- [Exercise requirements] Search the data for the word "views" and copy every line where it occurs.

Stored data

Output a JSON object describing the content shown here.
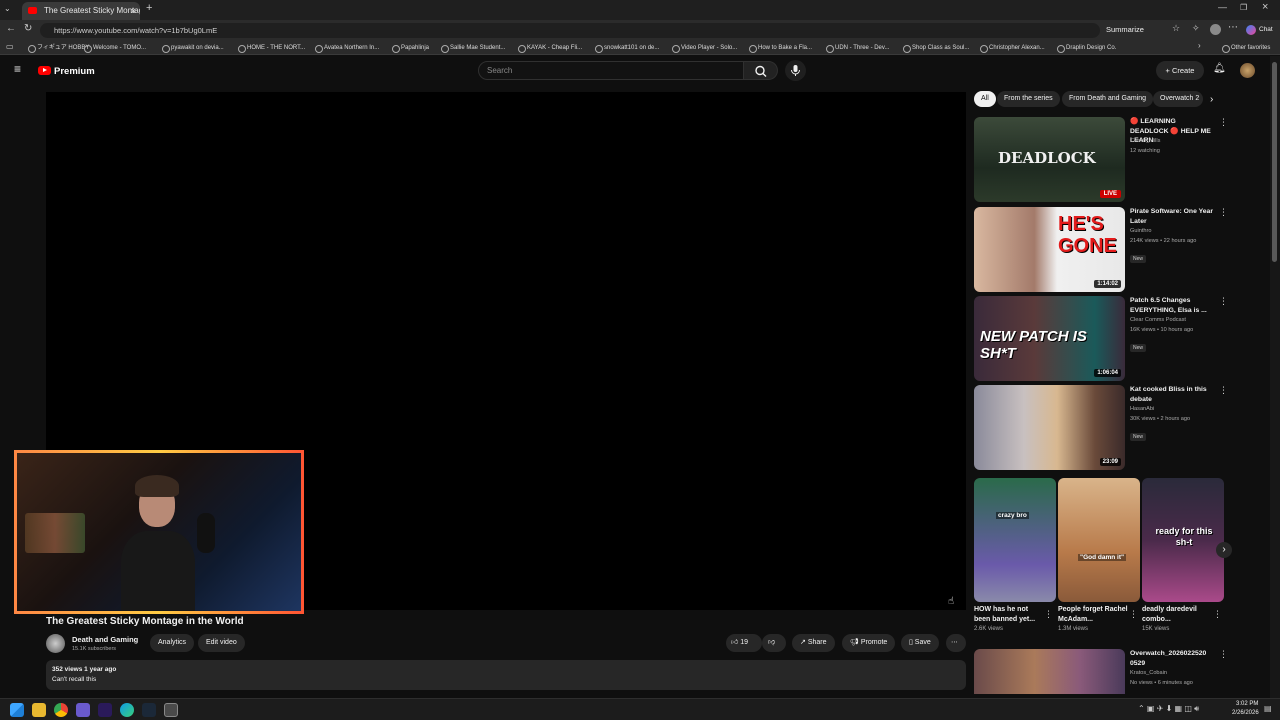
{
  "browser": {
    "tab_title": "The Greatest Sticky Montage in th",
    "url": "https://www.youtube.com/watch?v=1b7bUg0LmE",
    "summarize_label": "Summarize",
    "other_favorites": "Other favorites",
    "chat_label": "Chat",
    "bookmarks": [
      "フィギュア HOBBY",
      "Welcome - TOMO...",
      "pyawakit on devia...",
      "HOME - THE NORT...",
      "Avatea Northern In...",
      "Papahlinja",
      "Sallie Mae Student...",
      "KAYAK - Cheap Fli...",
      "snowkatt101 on de...",
      "Video Player - Solo...",
      "How to Bake a Fla...",
      "UDN - Three - Dev...",
      "Shop Class as Soul...",
      "Christopher Alexan...",
      "Draplin Design Co."
    ]
  },
  "youtube": {
    "logo_text": "Premium",
    "search_placeholder": "Search",
    "create_label": "Create",
    "video": {
      "title": "The Greatest Sticky Montage in the World",
      "channel": "Death and Gaming",
      "subscribers": "15.1K subscribers",
      "analytics_label": "Analytics",
      "edit_label": "Edit video",
      "likes": "19",
      "share_label": "Share",
      "promote_label": "Promote",
      "save_label": "Save",
      "views_age": "352 views  1 year ago",
      "description": "Can't recall this"
    },
    "chips": [
      "All",
      "From the series",
      "From Death and Gaming",
      "Overwatch 2"
    ],
    "recs": [
      {
        "title": "🔴 LEARNING DEADLOCK 🔴 HELP ME LEARN",
        "channel": "Coach_Mills",
        "meta": "12 watching",
        "badge": "",
        "live": "LIVE",
        "dur": "",
        "thumb_text": "DEADLOCK"
      },
      {
        "title": "Pirate Software: One Year Later",
        "channel": "Guinthro",
        "meta": "214K views • 22 hours ago",
        "badge": "New",
        "live": "",
        "dur": "1:14:02",
        "thumb_text": "HE'S GONE"
      },
      {
        "title": "Patch 6.5 Changes EVERYTHING, Elsa is ...",
        "channel": "Clear Comms Podcast",
        "meta": "16K views • 10 hours ago",
        "badge": "New",
        "live": "",
        "dur": "1:06:04",
        "thumb_text": "NEW PATCH IS SH*T"
      },
      {
        "title": "Kat cooked Bliss in this debate",
        "channel": "HasanAbi",
        "meta": "30K views • 2 hours ago",
        "badge": "New",
        "live": "",
        "dur": "23:09",
        "thumb_text": ""
      }
    ],
    "shorts": [
      {
        "title": "HOW has he not been banned yet...",
        "views": "2.6K views",
        "overlay": "crazy bro"
      },
      {
        "title": "People forget Rachel McAdam...",
        "views": "1.3M views",
        "overlay": "\"God damn it\""
      },
      {
        "title": "deadly daredevil combo...",
        "views": "15K views",
        "overlay": "ready for this sh-t"
      }
    ],
    "last_rec": {
      "title": "Overwatch_2026022520 0529",
      "channel": "Kratos_Cobain",
      "meta": "No views • 6 minutes ago"
    }
  },
  "taskbar": {
    "time": "3:02 PM",
    "date": "2/26/2026"
  },
  "colors": {
    "yt_red": "#ff0000",
    "bg": "#0f0f0f",
    "chip": "#272727"
  }
}
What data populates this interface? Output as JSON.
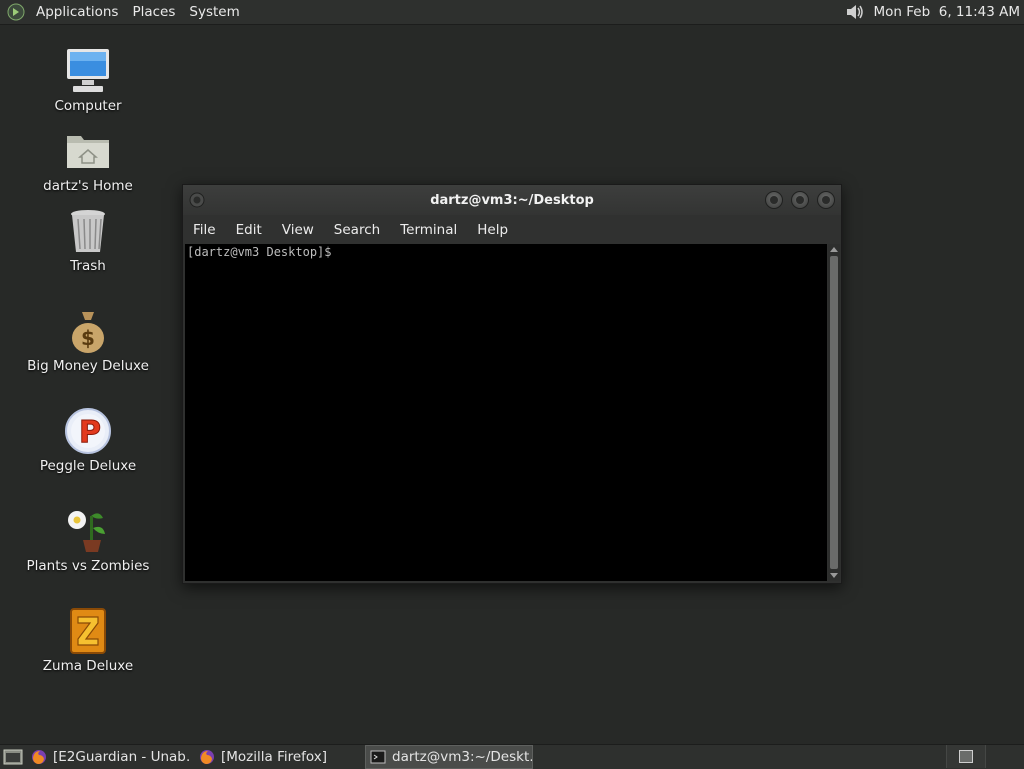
{
  "top_panel": {
    "menus": [
      "Applications",
      "Places",
      "System"
    ],
    "clock": "Mon Feb  6, 11:43 AM",
    "icons": [
      "gnome-foot-logo",
      "volume-icon"
    ]
  },
  "desktop_icons": [
    {
      "label": "Computer",
      "icon": "computer-icon"
    },
    {
      "label": "dartz's Home",
      "icon": "home-folder-icon"
    },
    {
      "label": "Trash",
      "icon": "trash-icon"
    },
    {
      "label": "Big Money Deluxe",
      "icon": "money-bag-icon"
    },
    {
      "label": "Peggle Deluxe",
      "icon": "peggle-icon"
    },
    {
      "label": "Plants vs Zombies",
      "icon": "plants-icon"
    },
    {
      "label": "Zuma Deluxe",
      "icon": "zuma-icon"
    }
  ],
  "terminal": {
    "title": "dartz@vm3:~/Desktop",
    "menus": [
      "File",
      "Edit",
      "View",
      "Search",
      "Terminal",
      "Help"
    ],
    "prompt": "[dartz@vm3 Desktop]$"
  },
  "taskbar": {
    "tasks": [
      {
        "label": "[E2Guardian - Unab…",
        "icon": "firefox-icon"
      },
      {
        "label": "[Mozilla Firefox]",
        "icon": "firefox-icon"
      },
      {
        "label": "dartz@vm3:~/Deskt…",
        "icon": "terminal-icon"
      }
    ]
  },
  "colors": {
    "desktop_bg": "#272927",
    "panel_bg": "#2e302e",
    "terminal_bg": "#000000"
  }
}
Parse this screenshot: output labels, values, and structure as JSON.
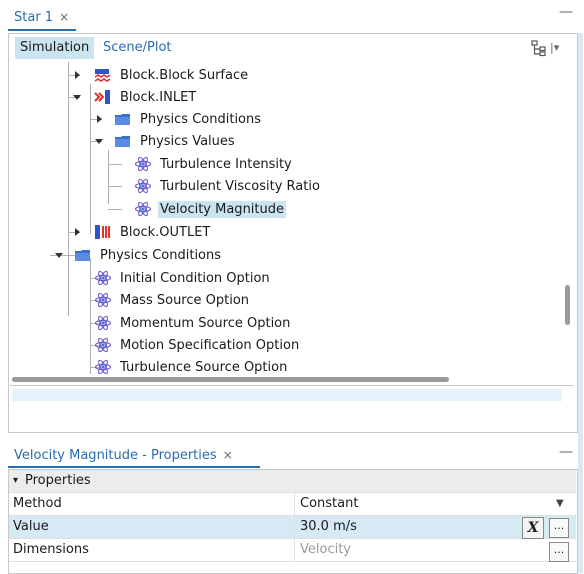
{
  "top_panel": {
    "tab_title": "Star 1",
    "close_glyph": "×",
    "minimize_glyph": "—",
    "tabs": [
      "Simulation",
      "Scene/Plot"
    ],
    "menu_glyph": "|▾"
  },
  "tree": [
    {
      "label": "Block.Block Surface",
      "icon": "block-surface-icon"
    },
    {
      "label": "Block.INLET",
      "icon": "block-inlet-icon"
    },
    {
      "label": "Physics Conditions",
      "icon": "folder-icon"
    },
    {
      "label": "Physics Values",
      "icon": "folder-icon"
    },
    {
      "label": "Turbulence Intensity",
      "icon": "physics-value-icon"
    },
    {
      "label": "Turbulent Viscosity Ratio",
      "icon": "physics-value-icon"
    },
    {
      "label": "Velocity Magnitude",
      "icon": "physics-value-icon",
      "selected": true
    },
    {
      "label": "Block.OUTLET",
      "icon": "block-outlet-icon"
    },
    {
      "label": "Physics Conditions",
      "icon": "folder-icon"
    },
    {
      "label": "Initial Condition Option",
      "icon": "physics-value-icon"
    },
    {
      "label": "Mass Source Option",
      "icon": "physics-value-icon"
    },
    {
      "label": "Momentum Source Option",
      "icon": "physics-value-icon"
    },
    {
      "label": "Motion Specification Option",
      "icon": "physics-value-icon"
    },
    {
      "label": "Turbulence Source Option",
      "icon": "physics-value-icon"
    }
  ],
  "properties_panel": {
    "tab_title": "Velocity Magnitude - Properties",
    "close_glyph": "×",
    "minimize_glyph": "—",
    "section_label": "Properties",
    "section_arrow": "▾",
    "rows": [
      {
        "key": "Method",
        "value": "Constant"
      },
      {
        "key": "Value",
        "value": "30.0 m/s"
      },
      {
        "key": "Dimensions",
        "value": "Velocity"
      }
    ],
    "dropdown_glyph": "▼",
    "function_button_label": "X",
    "ellipsis_label": "..."
  }
}
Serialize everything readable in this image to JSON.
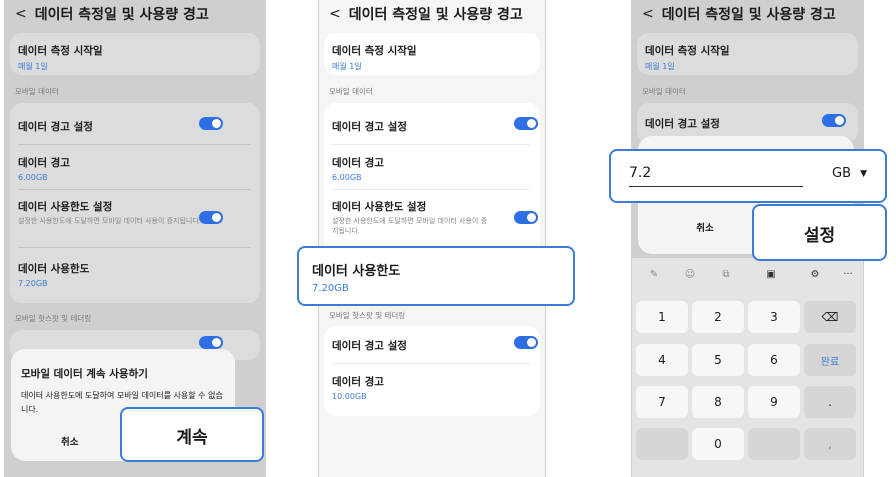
{
  "header_title": "데이터 측정일 및 사용량 경고",
  "back_glyph": "<",
  "start_title": "데이터 측정 시작일",
  "start_value": "매월 1일",
  "mobile_section": "모바일 데이터",
  "warn_setting": "데이터 경고 설정",
  "warn_title": "데이터 경고",
  "warn_value": "6.00GB",
  "limit_setting_title": "데이터 사용한도 설정",
  "limit_setting_desc": "설정한 사용한도에 도달하면 모바일 데이터 사용이 중지됩니다.",
  "limit_title": "데이터 사용한도",
  "limit_value_1": "7.20GB",
  "limit_value_2": "7.20GB",
  "hotspot_section": "모바일 핫스팟 및 테더링",
  "hotspot_warn_setting": "데이터 경고 설정",
  "hotspot_warn_title": "데이터 경고",
  "hotspot_warn_value": "10.00GB",
  "dialog1": {
    "title": "모바일 데이터 계속 사용하기",
    "body": "데이터 사용한도에 도달하여 모바일 데이터를 사용할 수 없습니다.",
    "cancel": "취소",
    "continue": "계속"
  },
  "dialog3": {
    "input_value": "7.2",
    "unit": "GB",
    "dropdown_glyph": "▼",
    "cancel": "취소",
    "confirm": "설정"
  },
  "keypad": {
    "keys": [
      "1",
      "2",
      "3",
      "⌫",
      "4",
      "5",
      "6",
      "완료",
      "7",
      "8",
      "9",
      ".",
      "",
      "0",
      "",
      ","
    ],
    "toolbar": [
      "✎",
      "☺",
      "⧉",
      "▣",
      "⚙",
      "···"
    ]
  },
  "colors": {
    "accent": "#3d7bd9",
    "toggle": "#2f6fe6"
  }
}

- [Reply to the task]
      "views_age": "352 views  1 year ago",
        "meta": "214K views • 22 hours ago",
        "meta": "16K views • 10 hours ago",
        "meta": "30K views • 2 hours ago",
        "views": "2.6K views",
        "views": "1.3M views",
        "views": "15K views",
      "meta": "No views • 6 minutes ago"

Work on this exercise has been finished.